- Stated exercise 1 -
In the text on CO₂ emissions decomposition, replace "household" with "family" and write out the passage from "Similarly, the ratio" up to and including "File (Equations S6–S10).".

— START Text section —

Similarly, the ratio change in CO₂ emissions levels between 2 years (0 − T) is decomposed to give:

$$ {\text{D}}_{{{\text{tot}}}} = {\text{ D}}_{{{\text{int}}}} {\text{D}}_{{{\text{inc}}}} {\text{D}}_{{{\text{hhn}}}} {\text{D}}_{{{\text{ahs}}}} {\text{D}}_{{\text{f}}} = {\text{ C}}_{{\text{T}}} /{\text{C}}_{0} $$

(10)

where D_tot is the change of total CO₂, D_inc the change of income, D_f the change of the emission factor, D_ahs the change of the average household size and D_hhn the change of the household number. The relevant formulae for the decomposition factors are given in the Supplementary File (Equations S6–S10).

Decoupling analysis

With this kind of analysis, we attempt to interpret the link between economic growth and energy-related CO₂ emissions by means of a decoupling analysis. Energy intensity, as the key index of the link between economy and energy consumption, is often used to assess the energy efficiency of a particular economy, indicating how the economy “converts” energy into monetary output⁴³.

The Decoupling Analysis investigates and depicts the macrotrends of the nexus Economy-Energy-Emissions. Energy Intensity and Carbon Intensity are estimated following both traditional (EI_GDP = E/GDP) and new indexes (EI_Inc = E/Income)^44,45,46. Similarly, Emission Intensity is estimated through CI_GDP = C/GDP and CI_Inc = C/Income ratios⁴¹. Next, the Decoupling Index (DI) for C/GDP ratio⁴⁷ is estimated as follows:

$$DI_{GDP}=\frac{\Delta (C)}{\Delta (GDP)}=\frac{({C}_{{t}_{1}}-{C}_{{t}_{0}})/{C}_{{t}_{0}}}{({GDP}_{{t}_{1}}-{GDP}_{{t}_{0}})/{GDP}_{{t}_{0}}}$$

(11)

The estimation of decoupling of energy-economic growth based on the Energy/Income ratio emerges as an improvement that better approaches the physiology of economic production process, whose specific properties vanish through the use of pure monetary units such as GDP. Remarkably, the indexes DI_Inc and CI_Inc denote weaker decoupling trends than the DI_GDP and CI_GDP respectively^41,44,45,46.

— END Text section —
— START Source records —

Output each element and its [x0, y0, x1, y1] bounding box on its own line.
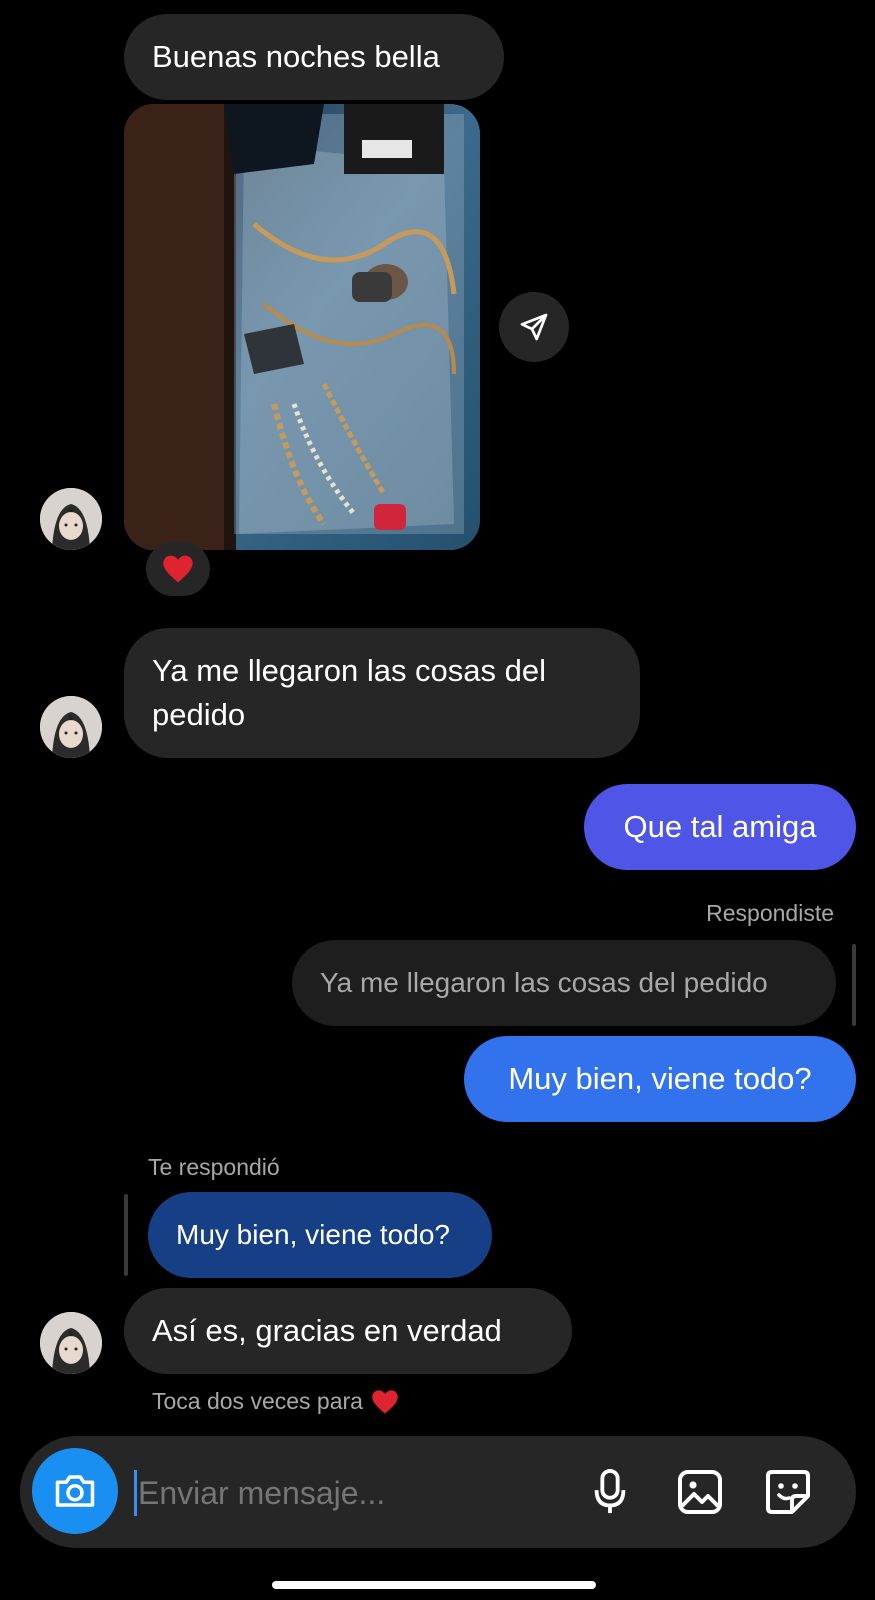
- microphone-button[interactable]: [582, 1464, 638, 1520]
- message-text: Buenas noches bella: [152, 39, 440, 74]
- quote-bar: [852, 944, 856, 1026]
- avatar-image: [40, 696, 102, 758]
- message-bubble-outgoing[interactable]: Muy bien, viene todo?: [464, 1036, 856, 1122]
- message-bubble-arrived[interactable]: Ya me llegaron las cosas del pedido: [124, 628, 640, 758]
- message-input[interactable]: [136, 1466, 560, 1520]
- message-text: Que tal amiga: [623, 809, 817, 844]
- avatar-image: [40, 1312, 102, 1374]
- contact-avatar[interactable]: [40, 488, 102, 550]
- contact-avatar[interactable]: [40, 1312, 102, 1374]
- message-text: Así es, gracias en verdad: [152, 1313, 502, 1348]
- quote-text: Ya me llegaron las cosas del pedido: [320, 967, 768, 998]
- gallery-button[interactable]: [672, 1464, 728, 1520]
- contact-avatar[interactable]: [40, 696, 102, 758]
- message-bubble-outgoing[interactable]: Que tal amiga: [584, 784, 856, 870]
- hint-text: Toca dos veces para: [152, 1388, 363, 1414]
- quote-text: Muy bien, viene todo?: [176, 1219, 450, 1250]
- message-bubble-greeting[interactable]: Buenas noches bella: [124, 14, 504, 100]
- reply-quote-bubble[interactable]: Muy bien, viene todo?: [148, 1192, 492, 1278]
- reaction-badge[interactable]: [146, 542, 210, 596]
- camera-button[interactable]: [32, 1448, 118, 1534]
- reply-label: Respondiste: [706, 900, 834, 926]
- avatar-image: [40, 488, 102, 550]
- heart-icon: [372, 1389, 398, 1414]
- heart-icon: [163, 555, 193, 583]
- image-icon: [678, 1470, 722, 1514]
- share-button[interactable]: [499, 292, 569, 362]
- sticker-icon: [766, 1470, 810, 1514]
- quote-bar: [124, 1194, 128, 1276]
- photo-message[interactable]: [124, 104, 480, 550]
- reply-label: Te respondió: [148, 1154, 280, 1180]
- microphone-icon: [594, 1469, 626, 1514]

— END Source records —

- Stated exercise 2 -
Quote the listing from the line with "- microphone-button[interactable]: [582, 1464, 638, 1520]" up to and including the line with "- contact-avatar[interactable]: [40, 1312, 102, 1374]", unchanged.

- Expected output 1 -
Similarly, the ratio change in CO₂ emissions levels between 2 years (0 − T) is decomposed to give:

$$ {\text{D}}_{{{\text{tot}}}} = {\text{ D}}_{{{\text{int}}}} {\text{D}}_{{{\text{inc}}}} {\text{D}}_{{{\text{hhn}}}} {\text{D}}_{{{\text{ahs}}}} {\text{D}}_{{\text{f}}} = {\text{ C}}_{{\text{T}}} /{\text{C}}_{0} $$

(10)

where D_tot is the change of total CO₂, D_inc the change of income, D_f the change of the emission factor, D_ahs the change of the average family size and D_hhn the change of the family number. The relevant formulae for the decomposition factors are given in the Supplementary File (Equations S6–S10).

- Expected output 2 -
- microphone-button[interactable]: [582, 1464, 638, 1520]
- message-text: Buenas noches bella: [152, 39, 440, 74]
- quote-bar: [852, 944, 856, 1026]
- avatar-image: [40, 696, 102, 758]
- message-bubble-outgoing[interactable]: Muy bien, viene todo?: [464, 1036, 856, 1122]
- message-bubble-arrived[interactable]: Ya me llegaron las cosas del pedido: [124, 628, 640, 758]
- message-input[interactable]: [136, 1466, 560, 1520]
- message-text: Que tal amiga: [623, 809, 817, 844]
- avatar-image: [40, 1312, 102, 1374]
- contact-avatar[interactable]: [40, 488, 102, 550]
- contact-avatar[interactable]: [40, 1312, 102, 1374]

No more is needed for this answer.